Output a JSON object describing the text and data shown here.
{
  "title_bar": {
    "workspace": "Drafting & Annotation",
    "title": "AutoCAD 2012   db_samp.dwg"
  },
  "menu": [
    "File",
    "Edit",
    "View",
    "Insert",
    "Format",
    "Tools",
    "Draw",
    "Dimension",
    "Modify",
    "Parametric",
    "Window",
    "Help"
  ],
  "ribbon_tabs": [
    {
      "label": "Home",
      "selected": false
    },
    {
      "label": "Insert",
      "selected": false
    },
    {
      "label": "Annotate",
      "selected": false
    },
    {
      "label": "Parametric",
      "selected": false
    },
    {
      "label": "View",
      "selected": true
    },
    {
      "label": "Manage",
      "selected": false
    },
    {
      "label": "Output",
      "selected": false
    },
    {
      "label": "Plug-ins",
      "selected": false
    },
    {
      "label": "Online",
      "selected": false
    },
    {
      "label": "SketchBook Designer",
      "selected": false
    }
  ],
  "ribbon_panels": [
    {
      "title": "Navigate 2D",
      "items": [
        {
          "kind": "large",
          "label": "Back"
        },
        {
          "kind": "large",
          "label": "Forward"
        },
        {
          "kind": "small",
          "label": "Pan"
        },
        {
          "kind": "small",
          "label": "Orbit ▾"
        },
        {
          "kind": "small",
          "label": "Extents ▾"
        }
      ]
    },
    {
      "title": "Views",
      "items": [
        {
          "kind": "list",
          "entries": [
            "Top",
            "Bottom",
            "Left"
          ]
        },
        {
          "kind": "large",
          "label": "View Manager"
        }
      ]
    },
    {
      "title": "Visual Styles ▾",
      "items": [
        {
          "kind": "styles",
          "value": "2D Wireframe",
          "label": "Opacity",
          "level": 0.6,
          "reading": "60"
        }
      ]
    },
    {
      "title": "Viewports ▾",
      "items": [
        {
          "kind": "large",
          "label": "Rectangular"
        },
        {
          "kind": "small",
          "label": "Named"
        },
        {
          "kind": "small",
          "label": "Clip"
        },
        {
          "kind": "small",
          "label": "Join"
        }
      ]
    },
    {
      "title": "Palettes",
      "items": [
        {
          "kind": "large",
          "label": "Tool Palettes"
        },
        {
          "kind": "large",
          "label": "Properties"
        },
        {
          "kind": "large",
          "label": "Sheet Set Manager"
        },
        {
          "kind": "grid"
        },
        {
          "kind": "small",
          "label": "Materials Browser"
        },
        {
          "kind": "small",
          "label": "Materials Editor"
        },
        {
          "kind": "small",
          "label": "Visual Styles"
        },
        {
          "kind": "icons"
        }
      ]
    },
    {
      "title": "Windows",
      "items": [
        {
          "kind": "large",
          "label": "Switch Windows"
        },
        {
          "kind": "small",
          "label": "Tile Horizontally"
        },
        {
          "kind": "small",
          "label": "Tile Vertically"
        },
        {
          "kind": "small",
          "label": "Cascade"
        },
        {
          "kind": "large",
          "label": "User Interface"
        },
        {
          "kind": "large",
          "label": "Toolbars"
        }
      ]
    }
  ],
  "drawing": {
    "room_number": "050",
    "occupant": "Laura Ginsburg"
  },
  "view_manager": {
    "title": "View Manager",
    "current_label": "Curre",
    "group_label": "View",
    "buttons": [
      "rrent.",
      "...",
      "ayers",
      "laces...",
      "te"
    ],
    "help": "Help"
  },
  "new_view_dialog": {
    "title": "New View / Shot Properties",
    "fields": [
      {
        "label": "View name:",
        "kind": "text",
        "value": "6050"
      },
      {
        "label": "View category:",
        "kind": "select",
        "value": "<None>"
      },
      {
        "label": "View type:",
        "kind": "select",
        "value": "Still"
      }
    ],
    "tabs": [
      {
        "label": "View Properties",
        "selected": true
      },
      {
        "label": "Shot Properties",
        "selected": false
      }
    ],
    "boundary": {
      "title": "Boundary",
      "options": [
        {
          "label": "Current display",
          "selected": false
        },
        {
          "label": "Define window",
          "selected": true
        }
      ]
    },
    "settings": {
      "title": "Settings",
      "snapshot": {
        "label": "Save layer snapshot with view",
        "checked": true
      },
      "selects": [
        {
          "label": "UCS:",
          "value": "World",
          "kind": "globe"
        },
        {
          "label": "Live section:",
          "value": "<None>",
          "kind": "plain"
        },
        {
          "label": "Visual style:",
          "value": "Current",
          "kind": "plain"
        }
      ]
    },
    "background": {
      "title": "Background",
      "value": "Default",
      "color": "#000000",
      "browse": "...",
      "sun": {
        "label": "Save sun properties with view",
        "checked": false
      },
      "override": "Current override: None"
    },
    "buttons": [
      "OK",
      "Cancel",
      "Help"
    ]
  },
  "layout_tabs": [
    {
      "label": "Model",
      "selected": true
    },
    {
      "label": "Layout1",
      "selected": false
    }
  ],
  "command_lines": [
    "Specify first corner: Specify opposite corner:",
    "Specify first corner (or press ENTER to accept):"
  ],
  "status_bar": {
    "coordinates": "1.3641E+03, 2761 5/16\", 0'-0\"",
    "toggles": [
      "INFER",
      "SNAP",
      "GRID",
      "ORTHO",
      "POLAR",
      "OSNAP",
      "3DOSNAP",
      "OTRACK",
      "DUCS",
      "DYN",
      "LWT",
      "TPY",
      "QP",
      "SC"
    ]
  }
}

####################

> **GIVEN PROBLEM**
Make an exact copy of all the data.

> **RESULT OF THIS TASK**
Output a JSON object describing the text and data shown here.
{
  "title_bar": {
    "workspace": "Drafting & Annotation",
    "title": "AutoCAD 2012   db_samp.dwg"
  },
  "menu": [
    "File",
    "Edit",
    "View",
    "Insert",
    "Format",
    "Tools",
    "Draw",
    "Dimension",
    "Modify",
    "Parametric",
    "Window",
    "Help"
  ],
  "ribbon_tabs": [
    {
      "label": "Home",
      "selected": false
    },
    {
      "label": "Insert",
      "selected": false
    },
    {
      "label": "Annotate",
      "selected": false
    },
    {
      "label": "Parametric",
      "selected": false
    },
    {
      "label": "View",
      "selected": true
    },
    {
      "label": "Manage",
      "selected": false
    },
    {
      "label": "Output",
      "selected": false
    },
    {
      "label": "Plug-ins",
      "selected": false
    },
    {
      "label": "Online",
      "selected": false
    },
    {
      "label": "SketchBook Designer",
      "selected": false
    }
  ],
  "ribbon_panels": [
    {
      "title": "Navigate 2D",
      "items": [
        {
          "kind": "large",
          "label": "Back"
        },
        {
          "kind": "large",
          "label": "Forward"
        },
        {
          "kind": "small",
          "label": "Pan"
        },
        {
          "kind": "small",
          "label": "Orbit ▾"
        },
        {
          "kind": "small",
          "label": "Extents ▾"
        }
      ]
    },
    {
      "title": "Views",
      "items": [
        {
          "kind": "list",
          "entries": [
            "Top",
            "Bottom",
            "Left"
          ]
        },
        {
          "kind": "large",
          "label": "View Manager"
        }
      ]
    },
    {
      "title": "Visual Styles ▾",
      "items": [
        {
          "kind": "styles",
          "value": "2D Wireframe",
          "label": "Opacity",
          "level": 0.6,
          "reading": "60"
        }
      ]
    },
    {
      "title": "Viewports ▾",
      "items": [
        {
          "kind": "large",
          "label": "Rectangular"
        },
        {
          "kind": "small",
          "label": "Named"
        },
        {
          "kind": "small",
          "label": "Clip"
        },
        {
          "kind": "small",
          "label": "Join"
        }
      ]
    },
    {
      "title": "Palettes",
      "items": [
        {
          "kind": "large",
          "label": "Tool Palettes"
        },
        {
          "kind": "large",
          "label": "Properties"
        },
        {
          "kind": "large",
          "label": "Sheet Set Manager"
        },
        {
          "kind": "grid"
        },
        {
          "kind": "small",
          "label": "Materials Browser"
        },
        {
          "kind": "small",
          "label": "Materials Editor"
        },
        {
          "kind": "small",
          "label": "Visual Styles"
        },
        {
          "kind": "icons"
        }
      ]
    },
    {
      "title": "Windows",
      "items": [
        {
          "kind": "large",
          "label": "Switch Windows"
        },
        {
          "kind": "small",
          "label": "Tile Horizontally"
        },
        {
          "kind": "small",
          "label": "Tile Vertically"
        },
        {
          "kind": "small",
          "label": "Cascade"
        },
        {
          "kind": "large",
          "label": "User Interface"
        },
        {
          "kind": "large",
          "label": "Toolbars"
        }
      ]
    }
  ],
  "drawing": {
    "room_number": "050",
    "occupant": "Laura Ginsburg"
  },
  "view_manager": {
    "title": "View Manager",
    "current_label": "Curre",
    "group_label": "View",
    "buttons": [
      "rrent.",
      "...",
      "ayers",
      "laces...",
      "te"
    ],
    "help": "Help"
  },
  "new_view_dialog": {
    "title": "New View / Shot Properties",
    "fields": [
      {
        "label": "View name:",
        "kind": "text",
        "value": "6050"
      },
      {
        "label": "View category:",
        "kind": "select",
        "value": "<None>"
      },
      {
        "label": "View type:",
        "kind": "select",
        "value": "Still"
      }
    ],
    "tabs": [
      {
        "label": "View Properties",
        "selected": true
      },
      {
        "label": "Shot Properties",
        "selected": false
      }
    ],
    "boundary": {
      "title": "Boundary",
      "options": [
        {
          "label": "Current display",
          "selected": false
        },
        {
          "label": "Define window",
          "selected": true
        }
      ]
    },
    "settings": {
      "title": "Settings",
      "snapshot": {
        "label": "Save layer snapshot with view",
        "checked": true
      },
      "selects": [
        {
          "label": "UCS:",
          "value": "World",
          "kind": "globe"
        },
        {
          "label": "Live section:",
          "value": "<None>",
          "kind": "plain"
        },
        {
          "label": "Visual style:",
          "value": "Current",
          "kind": "plain"
        }
      ]
    },
    "background": {
      "title": "Background",
      "value": "Default",
      "color": "#000000",
      "browse": "...",
      "sun": {
        "label": "Save sun properties with view",
        "checked": false
      },
      "override": "Current override: None"
    },
    "buttons": [
      "OK",
      "Cancel",
      "Help"
    ]
  },
  "layout_tabs": [
    {
      "label": "Model",
      "selected": true
    },
    {
      "label": "Layout1",
      "selected": false
    }
  ],
  "command_lines": [
    "Specify first corner: Specify opposite corner:",
    "Specify first corner (or press ENTER to accept):"
  ],
  "status_bar": {
    "coordinates": "1.3641E+03, 2761 5/16\", 0'-0\"",
    "toggles": [
      "INFER",
      "SNAP",
      "GRID",
      "ORTHO",
      "POLAR",
      "OSNAP",
      "3DOSNAP",
      "OTRACK",
      "DUCS",
      "DYN",
      "LWT",
      "TPY",
      "QP",
      "SC"
    ]
  }
}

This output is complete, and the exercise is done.